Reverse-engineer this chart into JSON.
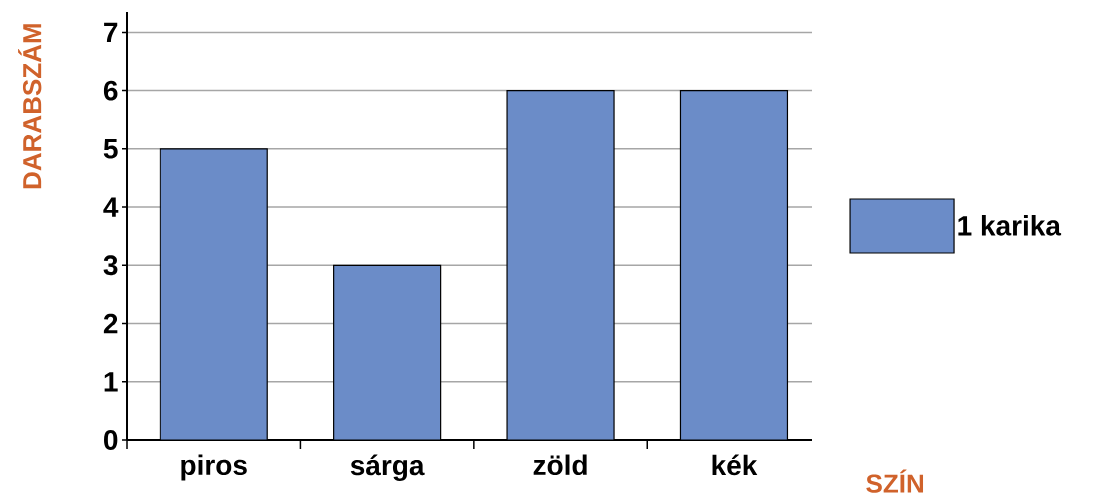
{
  "chart_data": {
    "type": "bar",
    "categories": [
      "piros",
      "sárga",
      "zöld",
      "kék"
    ],
    "series": [
      {
        "name": "1 karika",
        "color": "#6b8cc8",
        "values": [
          5,
          3,
          6,
          6
        ]
      }
    ],
    "xlabel": "SZÍN",
    "ylabel": "DARABSZÁM",
    "ylim": [
      0,
      7.35
    ],
    "yticks": [
      0,
      1,
      2,
      3,
      4,
      5,
      6,
      7
    ],
    "grid": "y",
    "legend": "right"
  }
}
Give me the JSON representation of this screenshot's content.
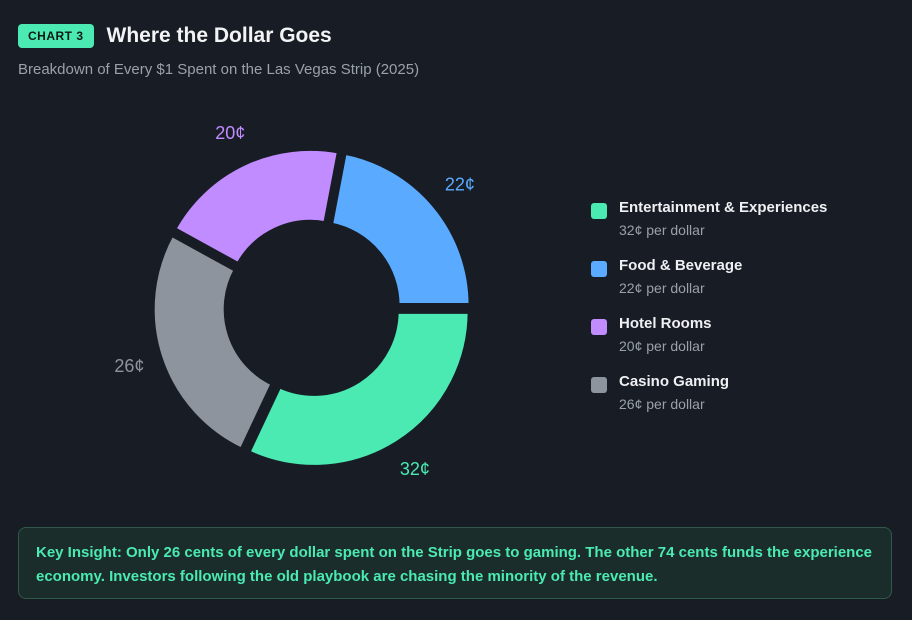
{
  "header": {
    "badge": "CHART 3",
    "title": "Where the Dollar Goes",
    "subtitle": "Breakdown of Every $1 Spent on the Las Vegas Strip (2025)"
  },
  "chart_data": {
    "type": "pie",
    "variant": "donut",
    "unit": "¢ per dollar",
    "slices": [
      {
        "name": "Entertainment & Experiences",
        "value": 32,
        "label": "32¢",
        "sub": "32¢ per dollar",
        "color": "#4aeab2"
      },
      {
        "name": "Casino Gaming",
        "value": 26,
        "label": "26¢",
        "sub": "26¢ per dollar",
        "color": "#8d949e"
      },
      {
        "name": "Hotel Rooms",
        "value": 20,
        "label": "20¢",
        "sub": "20¢ per dollar",
        "color": "#c08cff"
      },
      {
        "name": "Food & Beverage",
        "value": 22,
        "label": "22¢",
        "sub": "22¢ per dollar",
        "color": "#5aabff"
      }
    ],
    "legend_order": [
      "Entertainment & Experiences",
      "Food & Beverage",
      "Hotel Rooms",
      "Casino Gaming"
    ],
    "legend_position": "right"
  },
  "insight": {
    "text": "Key Insight: Only 26 cents of every dollar spent on the Strip goes to gaming. The other 74 cents funds the experience economy. Investors following the old playbook are chasing the minority of the revenue."
  },
  "colors": {
    "background": "#181c24",
    "accent": "#4aeab2",
    "insight_bg": "#1b2d2a",
    "insight_border": "#2f5a4a"
  }
}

§ **Task statement**:
Find and copy each line above that includes the string "Strip".

§ **Task answer**:
    "subtitle": "Breakdown of Every $1 Spent on the Las Vegas Strip (2025)"
    "text": "Key Insight: Only 26 cents of every dollar spent on the Strip goes to gaming. The other 74 cents funds the experience economy. Investors following the old playbook are chasing the minority of the revenue."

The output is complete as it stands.